━━━━━ LISTED RECORDS ━━━━━

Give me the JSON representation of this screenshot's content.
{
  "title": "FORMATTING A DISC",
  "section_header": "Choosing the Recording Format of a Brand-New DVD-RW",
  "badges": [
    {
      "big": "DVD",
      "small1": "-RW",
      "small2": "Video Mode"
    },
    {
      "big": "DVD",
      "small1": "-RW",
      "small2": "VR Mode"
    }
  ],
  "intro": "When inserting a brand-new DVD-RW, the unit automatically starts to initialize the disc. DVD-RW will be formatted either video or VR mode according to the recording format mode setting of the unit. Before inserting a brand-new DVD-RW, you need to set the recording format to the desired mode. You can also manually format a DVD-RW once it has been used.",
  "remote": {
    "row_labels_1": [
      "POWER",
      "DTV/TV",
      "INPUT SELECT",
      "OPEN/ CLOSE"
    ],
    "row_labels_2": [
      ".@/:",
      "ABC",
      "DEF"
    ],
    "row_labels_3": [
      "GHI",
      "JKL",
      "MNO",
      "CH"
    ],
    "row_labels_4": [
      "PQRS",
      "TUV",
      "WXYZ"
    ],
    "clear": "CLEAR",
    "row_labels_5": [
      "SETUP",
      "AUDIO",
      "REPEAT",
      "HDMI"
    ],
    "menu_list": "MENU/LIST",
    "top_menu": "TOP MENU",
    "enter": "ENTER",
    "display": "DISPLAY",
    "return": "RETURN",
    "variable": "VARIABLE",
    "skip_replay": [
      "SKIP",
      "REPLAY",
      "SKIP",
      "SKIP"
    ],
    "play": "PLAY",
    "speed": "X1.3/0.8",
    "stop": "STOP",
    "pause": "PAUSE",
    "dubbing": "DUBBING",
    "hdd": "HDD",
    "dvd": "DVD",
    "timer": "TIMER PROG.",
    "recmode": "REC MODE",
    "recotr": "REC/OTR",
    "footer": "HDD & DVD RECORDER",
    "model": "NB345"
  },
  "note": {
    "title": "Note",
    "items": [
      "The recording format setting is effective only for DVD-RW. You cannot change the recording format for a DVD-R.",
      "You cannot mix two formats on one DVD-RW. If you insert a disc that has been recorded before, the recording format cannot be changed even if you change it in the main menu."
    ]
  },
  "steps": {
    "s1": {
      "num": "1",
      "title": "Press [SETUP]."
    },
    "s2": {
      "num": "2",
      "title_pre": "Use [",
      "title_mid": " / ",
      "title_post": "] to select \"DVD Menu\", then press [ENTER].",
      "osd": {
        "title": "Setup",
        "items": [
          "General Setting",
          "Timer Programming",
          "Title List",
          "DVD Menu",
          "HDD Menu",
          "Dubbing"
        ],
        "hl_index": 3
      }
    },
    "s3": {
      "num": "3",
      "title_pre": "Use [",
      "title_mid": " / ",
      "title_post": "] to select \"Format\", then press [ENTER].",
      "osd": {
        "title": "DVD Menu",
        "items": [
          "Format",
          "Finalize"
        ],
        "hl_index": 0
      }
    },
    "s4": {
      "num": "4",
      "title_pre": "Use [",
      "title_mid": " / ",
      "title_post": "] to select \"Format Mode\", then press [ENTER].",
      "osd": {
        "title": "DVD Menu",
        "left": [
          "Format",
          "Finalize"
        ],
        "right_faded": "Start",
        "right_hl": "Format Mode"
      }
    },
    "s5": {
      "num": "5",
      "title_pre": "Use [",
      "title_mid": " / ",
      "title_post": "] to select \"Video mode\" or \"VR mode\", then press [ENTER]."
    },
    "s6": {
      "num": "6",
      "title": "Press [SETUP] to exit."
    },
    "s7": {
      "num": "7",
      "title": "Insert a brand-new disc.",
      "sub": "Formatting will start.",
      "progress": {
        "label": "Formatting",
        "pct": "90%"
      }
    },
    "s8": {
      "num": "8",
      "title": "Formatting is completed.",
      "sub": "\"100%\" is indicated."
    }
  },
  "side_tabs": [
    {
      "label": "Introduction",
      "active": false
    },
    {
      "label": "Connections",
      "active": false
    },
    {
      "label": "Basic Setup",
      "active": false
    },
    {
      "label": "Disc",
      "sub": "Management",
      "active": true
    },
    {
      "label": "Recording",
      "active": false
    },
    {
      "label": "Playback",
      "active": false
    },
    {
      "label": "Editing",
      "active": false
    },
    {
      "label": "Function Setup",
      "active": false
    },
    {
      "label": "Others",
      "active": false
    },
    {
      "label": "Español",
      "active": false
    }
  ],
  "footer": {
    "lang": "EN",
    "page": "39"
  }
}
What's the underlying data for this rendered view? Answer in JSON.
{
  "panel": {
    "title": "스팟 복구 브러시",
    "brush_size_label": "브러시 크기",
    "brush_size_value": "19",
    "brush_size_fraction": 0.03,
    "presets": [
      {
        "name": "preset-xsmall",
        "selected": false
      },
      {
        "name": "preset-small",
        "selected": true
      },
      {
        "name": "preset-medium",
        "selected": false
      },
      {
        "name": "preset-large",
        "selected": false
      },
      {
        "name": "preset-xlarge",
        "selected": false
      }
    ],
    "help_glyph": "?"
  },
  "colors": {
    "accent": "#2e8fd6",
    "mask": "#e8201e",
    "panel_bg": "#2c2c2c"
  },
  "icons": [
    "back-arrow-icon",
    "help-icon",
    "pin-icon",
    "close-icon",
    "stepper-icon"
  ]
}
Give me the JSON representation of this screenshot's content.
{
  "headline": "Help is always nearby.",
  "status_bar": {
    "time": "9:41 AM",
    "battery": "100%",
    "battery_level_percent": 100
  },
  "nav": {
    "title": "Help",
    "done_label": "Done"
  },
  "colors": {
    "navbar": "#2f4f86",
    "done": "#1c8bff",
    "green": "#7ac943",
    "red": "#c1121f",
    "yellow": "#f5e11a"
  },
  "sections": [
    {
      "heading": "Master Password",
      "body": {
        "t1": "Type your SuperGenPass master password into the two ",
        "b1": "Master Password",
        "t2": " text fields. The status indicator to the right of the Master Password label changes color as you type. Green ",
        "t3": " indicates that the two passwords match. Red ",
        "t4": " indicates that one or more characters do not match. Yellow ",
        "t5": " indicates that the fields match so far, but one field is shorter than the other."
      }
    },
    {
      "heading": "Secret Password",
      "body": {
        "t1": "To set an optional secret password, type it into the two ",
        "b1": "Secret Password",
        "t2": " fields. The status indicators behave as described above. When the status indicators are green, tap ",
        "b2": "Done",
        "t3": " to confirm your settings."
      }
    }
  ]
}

━━━━━

How many of the lines above hold "been"? Answer with only the number.

FULL RESPONSE:
2